WHAT IS ASKED:
Below are the records; pull every line that includes "Photoshop".
'''
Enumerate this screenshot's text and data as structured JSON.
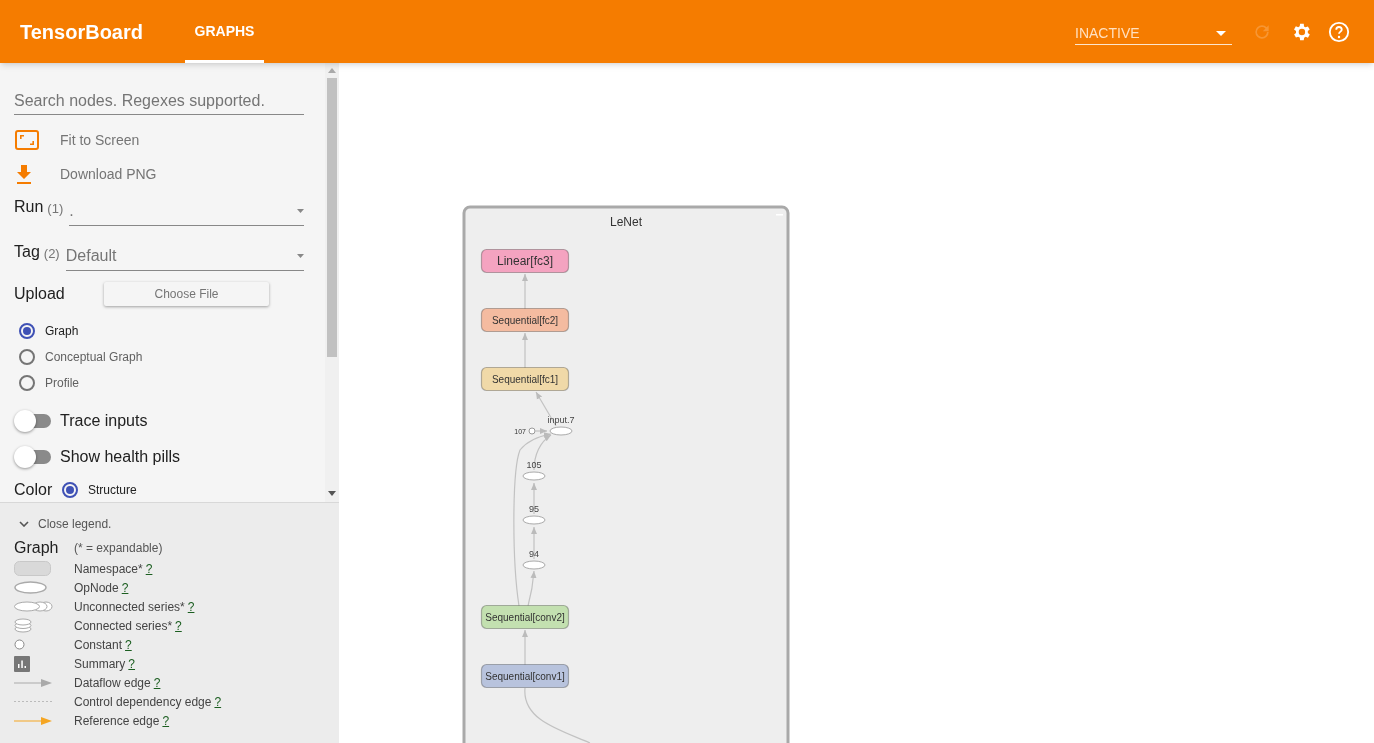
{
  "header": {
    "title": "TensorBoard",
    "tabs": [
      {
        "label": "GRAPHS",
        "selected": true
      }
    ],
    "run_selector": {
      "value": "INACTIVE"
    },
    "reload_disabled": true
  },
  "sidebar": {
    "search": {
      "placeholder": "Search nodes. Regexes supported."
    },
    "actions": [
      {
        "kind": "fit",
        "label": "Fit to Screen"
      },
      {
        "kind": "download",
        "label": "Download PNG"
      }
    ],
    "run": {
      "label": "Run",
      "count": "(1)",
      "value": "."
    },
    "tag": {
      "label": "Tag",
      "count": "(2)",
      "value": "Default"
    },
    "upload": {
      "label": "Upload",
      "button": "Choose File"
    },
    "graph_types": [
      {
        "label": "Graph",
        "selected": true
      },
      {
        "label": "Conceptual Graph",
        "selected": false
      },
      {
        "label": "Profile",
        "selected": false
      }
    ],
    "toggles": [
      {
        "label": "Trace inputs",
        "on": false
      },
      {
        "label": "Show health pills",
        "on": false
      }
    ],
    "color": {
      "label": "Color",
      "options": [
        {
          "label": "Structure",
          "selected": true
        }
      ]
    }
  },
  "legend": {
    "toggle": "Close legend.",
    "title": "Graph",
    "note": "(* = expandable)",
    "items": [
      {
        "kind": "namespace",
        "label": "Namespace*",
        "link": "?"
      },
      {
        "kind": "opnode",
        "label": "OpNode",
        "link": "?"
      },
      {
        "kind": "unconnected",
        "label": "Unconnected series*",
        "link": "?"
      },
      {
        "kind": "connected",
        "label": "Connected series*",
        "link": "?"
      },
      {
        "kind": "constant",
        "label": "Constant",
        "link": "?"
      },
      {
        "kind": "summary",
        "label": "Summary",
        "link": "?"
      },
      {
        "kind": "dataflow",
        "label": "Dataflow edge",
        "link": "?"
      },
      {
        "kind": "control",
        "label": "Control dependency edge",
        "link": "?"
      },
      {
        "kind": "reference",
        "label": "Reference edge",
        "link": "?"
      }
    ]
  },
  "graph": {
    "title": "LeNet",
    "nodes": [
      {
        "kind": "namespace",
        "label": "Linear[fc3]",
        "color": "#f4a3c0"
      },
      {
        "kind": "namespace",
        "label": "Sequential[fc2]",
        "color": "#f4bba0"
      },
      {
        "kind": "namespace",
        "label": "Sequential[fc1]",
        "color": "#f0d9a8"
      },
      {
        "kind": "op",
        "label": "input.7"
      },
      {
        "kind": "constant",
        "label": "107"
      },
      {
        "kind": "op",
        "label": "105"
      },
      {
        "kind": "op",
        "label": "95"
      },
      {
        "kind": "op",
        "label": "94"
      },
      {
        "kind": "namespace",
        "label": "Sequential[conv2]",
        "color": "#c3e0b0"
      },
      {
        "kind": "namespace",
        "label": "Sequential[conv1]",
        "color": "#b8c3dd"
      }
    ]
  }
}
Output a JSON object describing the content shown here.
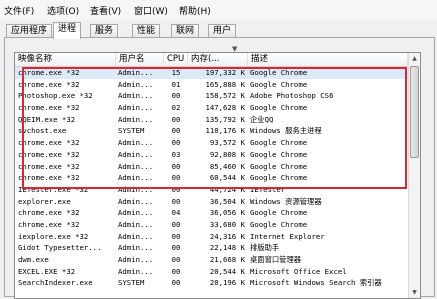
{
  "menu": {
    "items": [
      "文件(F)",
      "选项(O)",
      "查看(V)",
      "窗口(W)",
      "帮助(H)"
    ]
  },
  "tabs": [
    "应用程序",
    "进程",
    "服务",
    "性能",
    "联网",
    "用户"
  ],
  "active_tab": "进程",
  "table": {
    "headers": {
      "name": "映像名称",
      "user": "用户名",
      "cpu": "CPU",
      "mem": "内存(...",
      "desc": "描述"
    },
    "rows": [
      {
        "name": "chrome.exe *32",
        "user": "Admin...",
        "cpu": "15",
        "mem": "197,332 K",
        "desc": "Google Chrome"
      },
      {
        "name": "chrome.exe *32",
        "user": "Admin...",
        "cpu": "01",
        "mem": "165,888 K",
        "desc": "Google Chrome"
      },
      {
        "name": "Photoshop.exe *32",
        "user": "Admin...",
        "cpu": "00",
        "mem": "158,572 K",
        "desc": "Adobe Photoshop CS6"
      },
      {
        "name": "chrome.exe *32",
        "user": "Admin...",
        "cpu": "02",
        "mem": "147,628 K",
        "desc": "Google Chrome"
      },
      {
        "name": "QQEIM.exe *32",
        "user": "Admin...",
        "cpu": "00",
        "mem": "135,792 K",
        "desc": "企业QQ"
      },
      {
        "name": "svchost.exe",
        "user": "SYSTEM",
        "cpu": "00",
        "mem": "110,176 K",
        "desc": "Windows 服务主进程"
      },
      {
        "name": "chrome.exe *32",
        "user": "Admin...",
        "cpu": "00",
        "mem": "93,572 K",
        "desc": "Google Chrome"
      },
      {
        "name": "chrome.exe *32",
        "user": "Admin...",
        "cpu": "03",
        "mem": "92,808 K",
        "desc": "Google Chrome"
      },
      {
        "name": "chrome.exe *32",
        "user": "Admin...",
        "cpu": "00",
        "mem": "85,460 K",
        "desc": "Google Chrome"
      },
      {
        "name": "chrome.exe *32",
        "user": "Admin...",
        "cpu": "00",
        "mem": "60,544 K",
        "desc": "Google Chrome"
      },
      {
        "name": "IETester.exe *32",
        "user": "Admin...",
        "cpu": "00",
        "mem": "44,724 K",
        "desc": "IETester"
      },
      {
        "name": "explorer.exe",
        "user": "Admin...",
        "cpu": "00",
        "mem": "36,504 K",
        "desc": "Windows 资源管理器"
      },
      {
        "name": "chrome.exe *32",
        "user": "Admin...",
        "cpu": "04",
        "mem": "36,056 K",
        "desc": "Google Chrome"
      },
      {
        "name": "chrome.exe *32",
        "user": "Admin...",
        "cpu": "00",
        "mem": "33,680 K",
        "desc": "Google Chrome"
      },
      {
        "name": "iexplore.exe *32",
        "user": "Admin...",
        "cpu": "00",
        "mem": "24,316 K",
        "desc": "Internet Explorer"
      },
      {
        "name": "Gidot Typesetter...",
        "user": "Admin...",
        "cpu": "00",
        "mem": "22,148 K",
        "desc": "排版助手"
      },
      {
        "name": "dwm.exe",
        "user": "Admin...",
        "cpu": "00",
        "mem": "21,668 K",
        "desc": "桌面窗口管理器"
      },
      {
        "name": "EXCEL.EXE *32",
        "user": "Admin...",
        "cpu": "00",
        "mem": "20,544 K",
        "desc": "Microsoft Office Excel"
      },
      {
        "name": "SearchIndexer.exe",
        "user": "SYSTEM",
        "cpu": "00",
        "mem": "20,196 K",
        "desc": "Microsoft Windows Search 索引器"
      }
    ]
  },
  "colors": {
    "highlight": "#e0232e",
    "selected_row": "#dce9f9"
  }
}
'''
SOLUTION FOR THIS EXERCISE:
        "name": "Photoshop.exe *32",
        "desc": "Adobe Photoshop CS6"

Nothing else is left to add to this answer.